# WHAT YOU NEED TO DO
Write the material out again in full, exactly.

___

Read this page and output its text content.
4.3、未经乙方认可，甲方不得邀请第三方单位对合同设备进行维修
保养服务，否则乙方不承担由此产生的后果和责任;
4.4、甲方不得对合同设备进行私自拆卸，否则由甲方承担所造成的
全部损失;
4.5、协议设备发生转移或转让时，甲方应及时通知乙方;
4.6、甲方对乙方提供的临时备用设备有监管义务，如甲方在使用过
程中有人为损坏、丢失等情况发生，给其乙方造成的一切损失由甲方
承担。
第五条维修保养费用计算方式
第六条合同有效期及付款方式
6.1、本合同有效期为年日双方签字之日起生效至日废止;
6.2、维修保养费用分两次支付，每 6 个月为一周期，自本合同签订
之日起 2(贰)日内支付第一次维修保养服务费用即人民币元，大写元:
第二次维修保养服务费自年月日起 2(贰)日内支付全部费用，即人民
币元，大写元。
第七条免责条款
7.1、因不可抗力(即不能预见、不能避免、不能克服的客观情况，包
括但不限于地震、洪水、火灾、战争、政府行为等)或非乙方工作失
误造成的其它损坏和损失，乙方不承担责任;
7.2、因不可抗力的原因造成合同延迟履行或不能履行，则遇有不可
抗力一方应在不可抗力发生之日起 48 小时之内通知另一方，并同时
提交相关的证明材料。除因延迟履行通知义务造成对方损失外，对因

___

# COMPLETE OUTPUT
Read this page and output its text content.
4.3、未经乙方认可，甲方不得邀请第三方单位对合同设备进行维修
保养服务，否则乙方不承担由此产生的后果和责任;
4.4、甲方不得对合同设备进行私自拆卸，否则由甲方承担所造成的
全部损失;
4.5、协议设备发生转移或转让时，甲方应及时通知乙方;
4.6、甲方对乙方提供的临时备用设备有监管义务，如甲方在使用过
程中有人为损坏、丢失等情况发生，给其乙方造成的一切损失由甲方
承担。
第五条维修保养费用计算方式
第六条合同有效期及付款方式
6.1、本合同有效期为年日双方签字之日起生效至日废止;
6.2、维修保养费用分两次支付，每 6 个月为一周期，自本合同签订
之日起 2(贰)日内支付第一次维修保养服务费用即人民币元，大写元:
第二次维修保养服务费自年月日起 2(贰)日内支付全部费用，即人民
币元，大写元。
第七条免责条款
7.1、因不可抗力(即不能预见、不能避免、不能克服的客观情况，包
括但不限于地震、洪水、火灾、战争、政府行为等)或非乙方工作失
误造成的其它损坏和损失，乙方不承担责任;
7.2、因不可抗力的原因造成合同延迟履行或不能履行，则遇有不可
抗力一方应在不可抗力发生之日起 48 小时之内通知另一方，并同时
提交相关的证明材料。除因延迟履行通知义务造成对方损失外，对因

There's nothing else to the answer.